Task prompt
Continue the passage on the outboard motor's mounting and tiller controls, picking up after its final sentence.

Selected passage
The swivel bracket 121 is pivotably connected to a clamping bracket
123 by means of a pivot pin 124 so that the trim position of the
outboard motor 103 may be adjusted relative to the transom 104. In
addition, this construction permits tilting up of the outboard
motor 103, as is well known in this art.
A twist type throttle control 125 is carried at the outer end of
the tiller 122 for providing control of the speed of the engine 106
in proximity to the outboard motor 103. In a similar manner, a
shift lever 126 is carried by a supporting bracket 127 in proximity
to or upon the tiller 122 for controlling the transmission 114 in
proximity to the outboard motor 103.

Raw records
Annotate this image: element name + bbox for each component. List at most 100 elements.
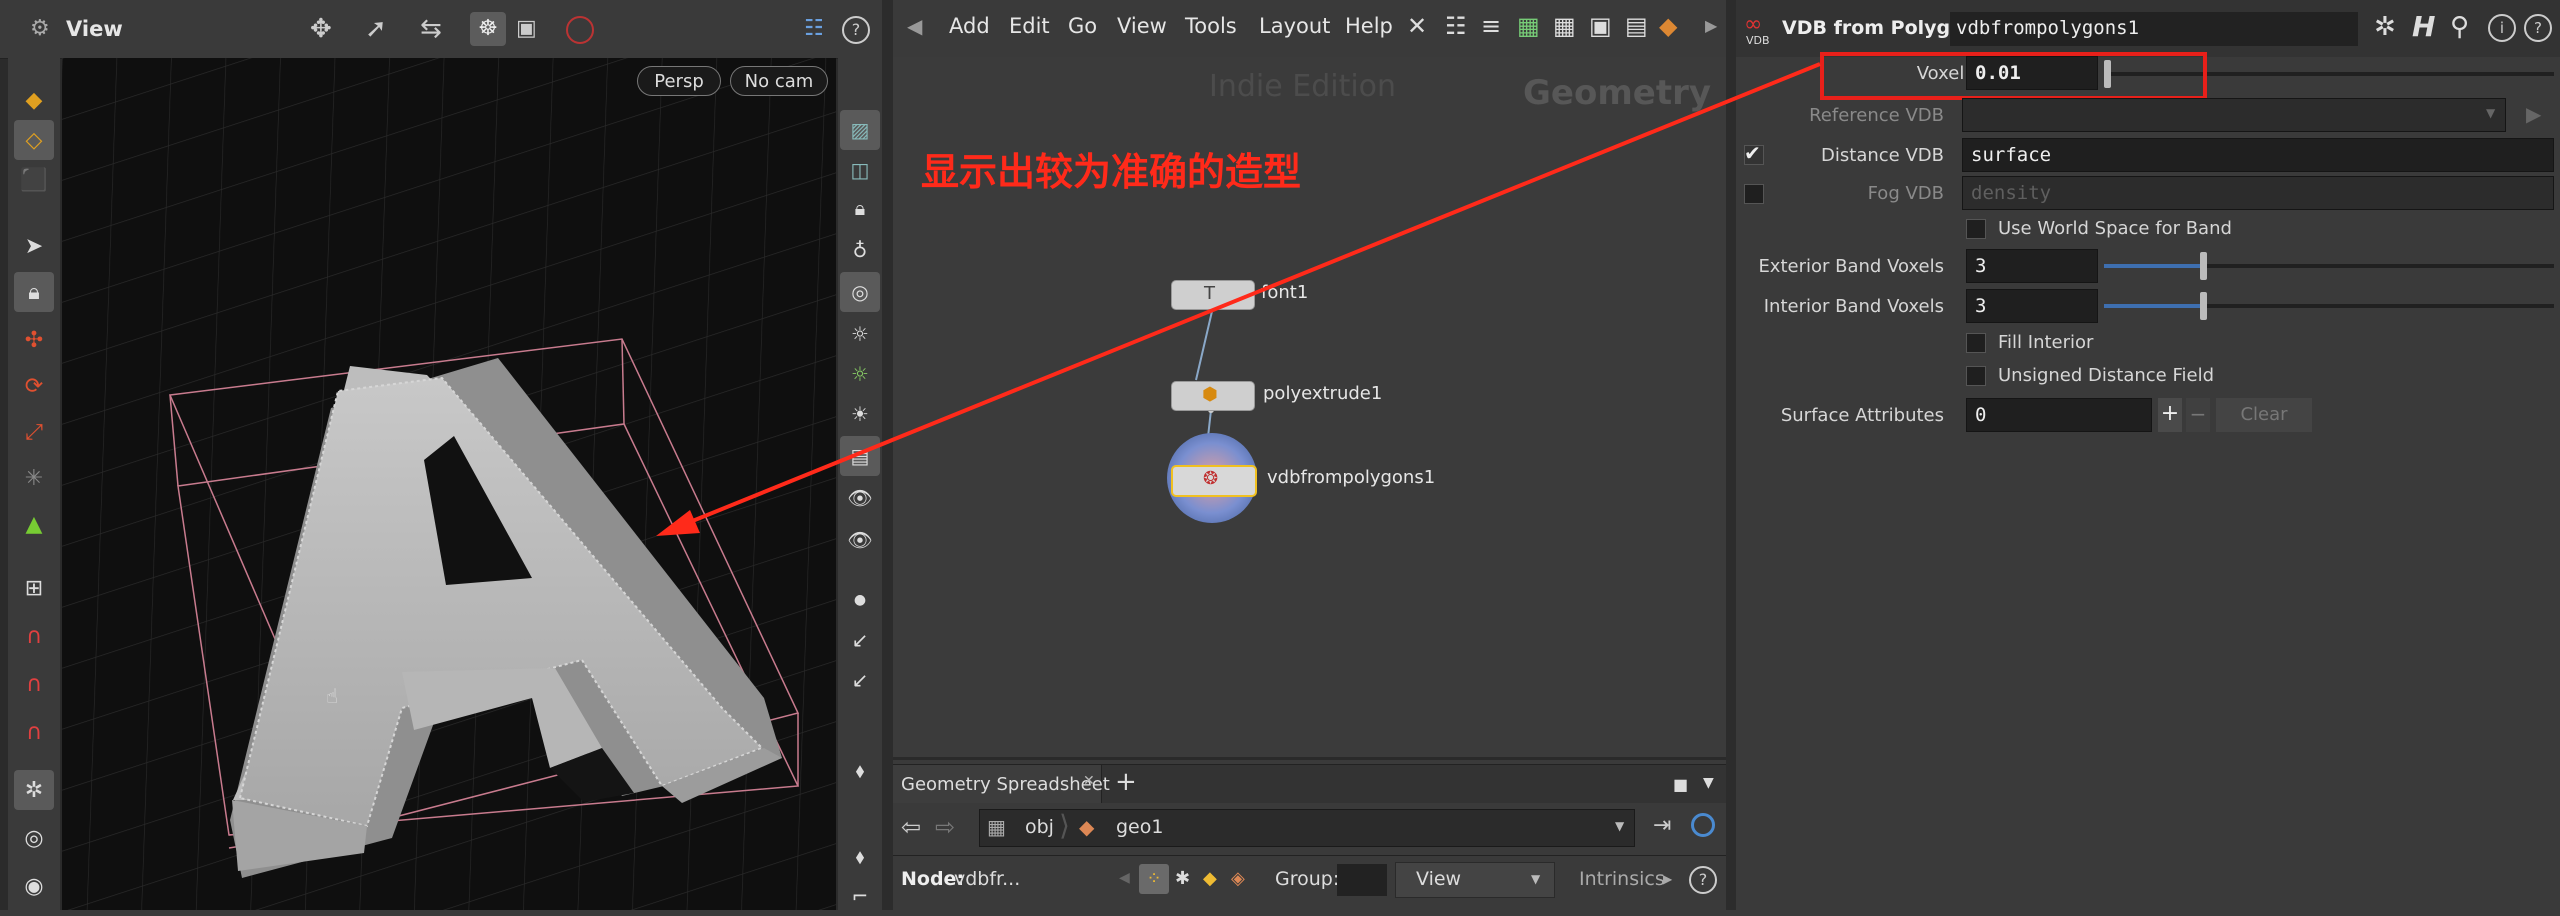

---

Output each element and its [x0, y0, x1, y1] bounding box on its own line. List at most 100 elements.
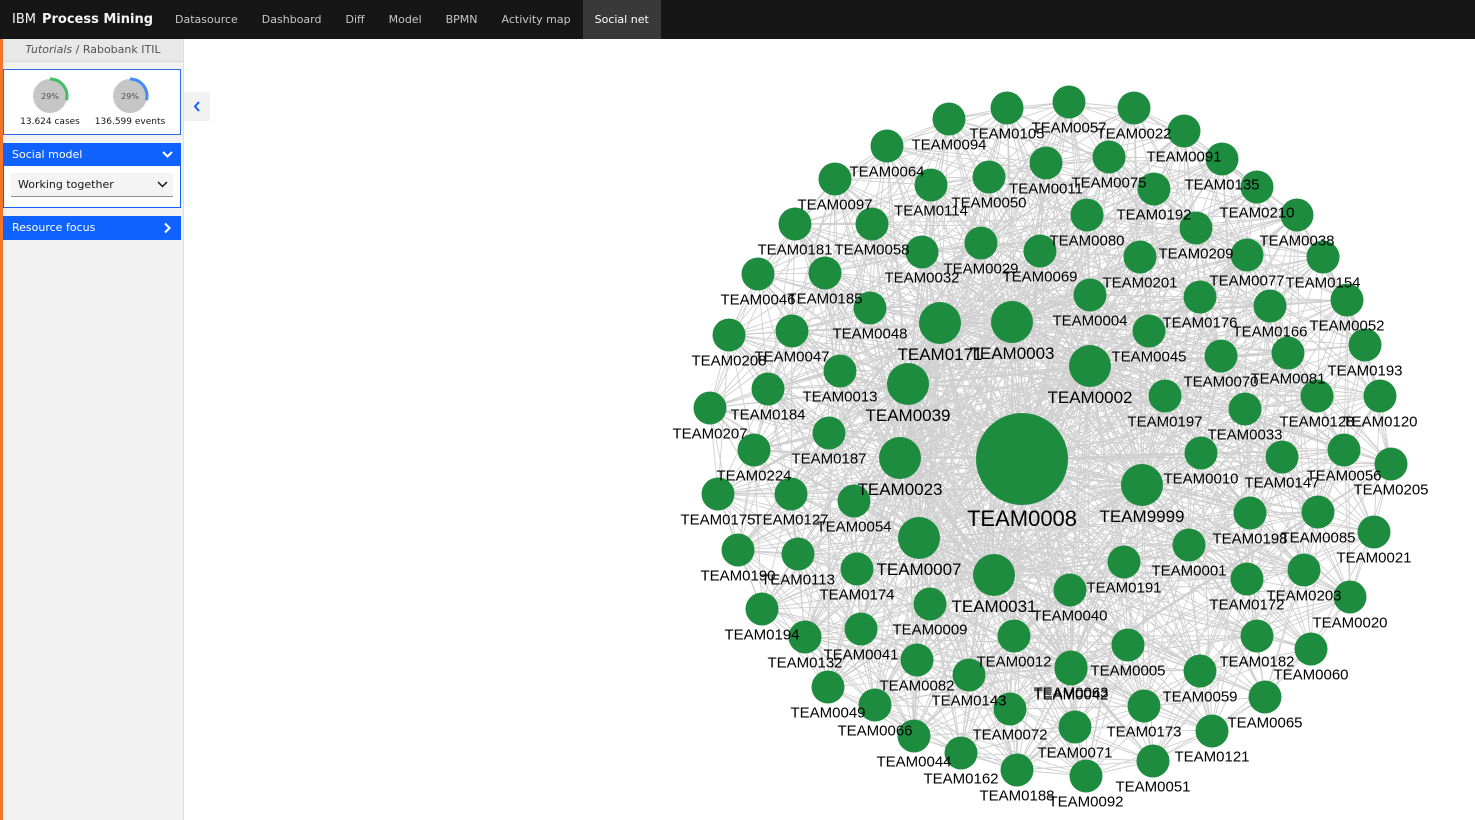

==

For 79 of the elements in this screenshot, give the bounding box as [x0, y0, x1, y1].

Output
The twist throttle control 125 is affixed to a throttle control
shaft 128 (FIG. 10) which is journaled within the tiller 122 in any
appropriate manner. A drum 129 is affixed to the inner end of the
throttle control shaft 128 and is, in turn, affixed to one end of a
pair of wire control elements 131. The wire control elements 131
are portions of bowden wire actuators that further include
protective sheaths 132. The protective sheaths 132 extend through
an opening 133 in the protective cowling which is sealed by an
elastomeric grommet 134.
The other ends of the control wire 131 are affixed to a throttle
controlling lever or pulley 133 (FIG. 14) in the suitable manner.
The throttle controlling lever 133 is pivotably supported on the
engine 106 by means of a pivot shaft 134. The throttle controlling
lever 133 has a cam surface 135 that is engaged with a roller
follower 136 that is connected to a throttle control link 137 by
means of an adjustable connection 138. The lever 137 is connected
to a throttle valve (not shown) of a carburetor 139 in a known
manner. The lever 137 is, in turn, connected by means of a link 141
to a throttle control lever 142 of a further carburetor 143 so that
the throttle valves of the carburetors 139 and 143 will be operated
in unison.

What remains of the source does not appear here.